→ **GIVEN PROBLEM**
Copy out all lines that hold "капітальних".

→ **PROVIDED RECORDS**
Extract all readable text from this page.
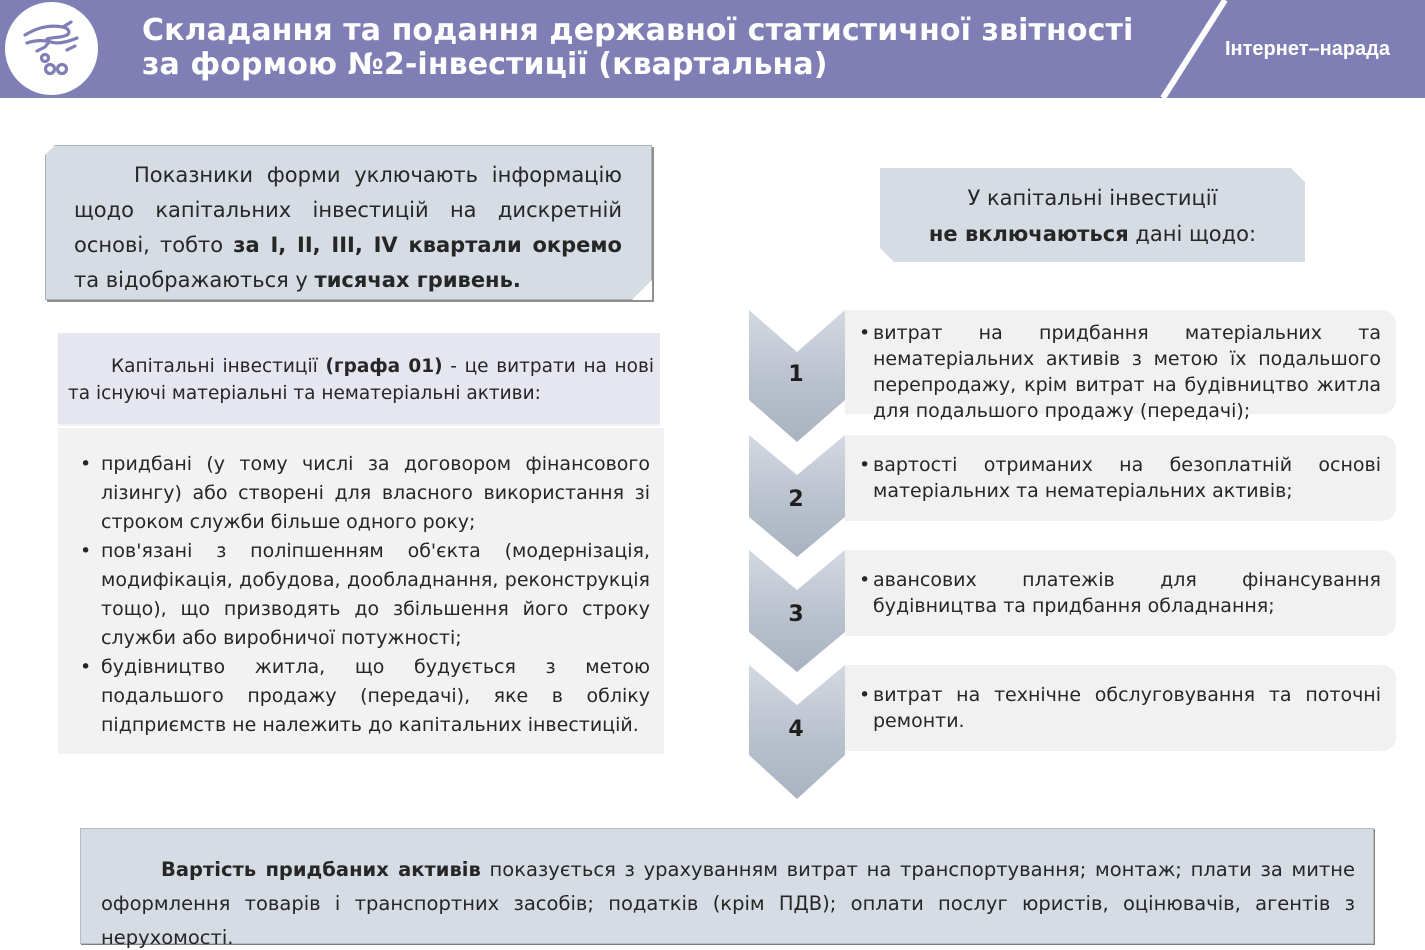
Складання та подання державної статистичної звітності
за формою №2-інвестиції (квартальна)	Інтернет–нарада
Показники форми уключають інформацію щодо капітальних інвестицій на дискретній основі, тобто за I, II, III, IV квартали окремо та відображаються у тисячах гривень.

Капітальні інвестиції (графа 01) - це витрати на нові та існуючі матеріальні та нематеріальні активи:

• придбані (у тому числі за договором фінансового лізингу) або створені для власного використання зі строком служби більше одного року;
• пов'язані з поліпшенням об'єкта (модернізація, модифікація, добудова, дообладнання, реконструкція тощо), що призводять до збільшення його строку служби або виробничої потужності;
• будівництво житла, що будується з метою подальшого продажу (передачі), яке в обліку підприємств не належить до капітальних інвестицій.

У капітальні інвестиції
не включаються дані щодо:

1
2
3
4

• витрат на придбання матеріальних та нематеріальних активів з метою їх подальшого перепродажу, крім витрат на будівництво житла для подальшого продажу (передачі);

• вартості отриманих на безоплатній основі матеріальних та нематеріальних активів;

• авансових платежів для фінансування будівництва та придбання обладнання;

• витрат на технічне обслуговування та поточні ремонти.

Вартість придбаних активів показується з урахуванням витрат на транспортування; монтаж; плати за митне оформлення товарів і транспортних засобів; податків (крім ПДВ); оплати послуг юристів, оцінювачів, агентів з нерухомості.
---
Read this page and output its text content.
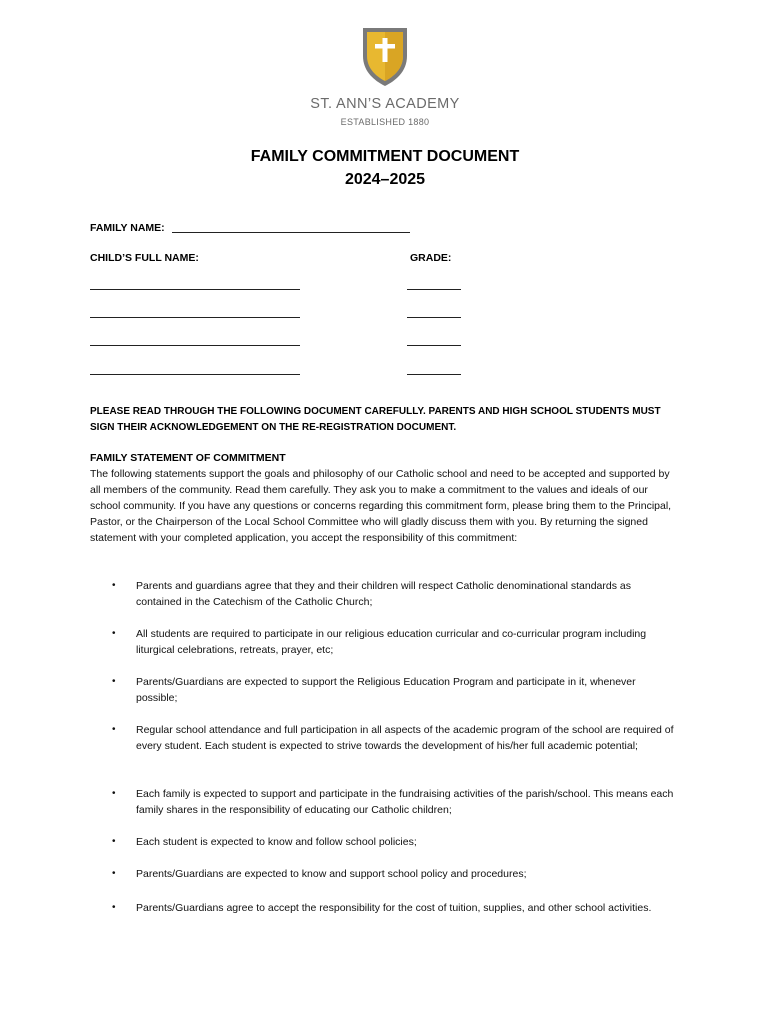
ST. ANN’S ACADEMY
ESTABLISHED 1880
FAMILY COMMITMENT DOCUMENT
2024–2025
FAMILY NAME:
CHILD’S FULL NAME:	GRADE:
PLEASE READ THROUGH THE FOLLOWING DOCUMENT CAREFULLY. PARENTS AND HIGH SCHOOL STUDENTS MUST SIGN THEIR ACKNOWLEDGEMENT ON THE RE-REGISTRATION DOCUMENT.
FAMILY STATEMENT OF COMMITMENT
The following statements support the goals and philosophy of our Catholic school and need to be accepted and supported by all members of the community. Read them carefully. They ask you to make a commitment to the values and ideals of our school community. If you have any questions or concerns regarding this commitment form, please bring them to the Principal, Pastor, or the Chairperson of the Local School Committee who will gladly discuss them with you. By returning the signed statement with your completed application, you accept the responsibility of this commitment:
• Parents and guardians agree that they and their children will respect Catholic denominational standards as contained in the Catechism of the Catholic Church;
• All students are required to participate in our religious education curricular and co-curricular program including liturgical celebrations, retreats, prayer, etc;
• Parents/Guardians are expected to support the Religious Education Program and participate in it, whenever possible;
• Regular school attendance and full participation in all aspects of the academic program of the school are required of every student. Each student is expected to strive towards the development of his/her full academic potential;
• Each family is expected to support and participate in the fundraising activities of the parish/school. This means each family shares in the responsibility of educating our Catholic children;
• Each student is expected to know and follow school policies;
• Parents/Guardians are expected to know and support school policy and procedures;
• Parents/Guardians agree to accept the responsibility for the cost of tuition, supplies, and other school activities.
==
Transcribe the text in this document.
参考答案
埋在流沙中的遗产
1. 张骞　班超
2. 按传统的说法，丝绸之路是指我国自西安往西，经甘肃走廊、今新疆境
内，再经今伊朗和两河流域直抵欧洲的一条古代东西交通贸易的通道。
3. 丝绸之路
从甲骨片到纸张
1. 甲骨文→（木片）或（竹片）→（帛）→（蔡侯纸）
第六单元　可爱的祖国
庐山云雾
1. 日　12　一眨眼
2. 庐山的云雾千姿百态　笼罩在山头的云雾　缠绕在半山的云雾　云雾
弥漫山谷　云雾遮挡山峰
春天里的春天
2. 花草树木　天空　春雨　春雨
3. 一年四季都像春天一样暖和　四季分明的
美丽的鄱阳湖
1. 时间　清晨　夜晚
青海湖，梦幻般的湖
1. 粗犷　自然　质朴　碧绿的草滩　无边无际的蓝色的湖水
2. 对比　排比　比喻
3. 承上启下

→ **EXERCISE RESULT**
Показники форми уключають інформацію щодо капітальних інвестицій на дискретній основі, тобто за I, II, III, IV квартали окремо та відображаються у тисячах гривень.
• будівництво житла, що будується з метою подальшого продажу (передачі), яке в обліку підприємств не належить до капітальних інвестицій.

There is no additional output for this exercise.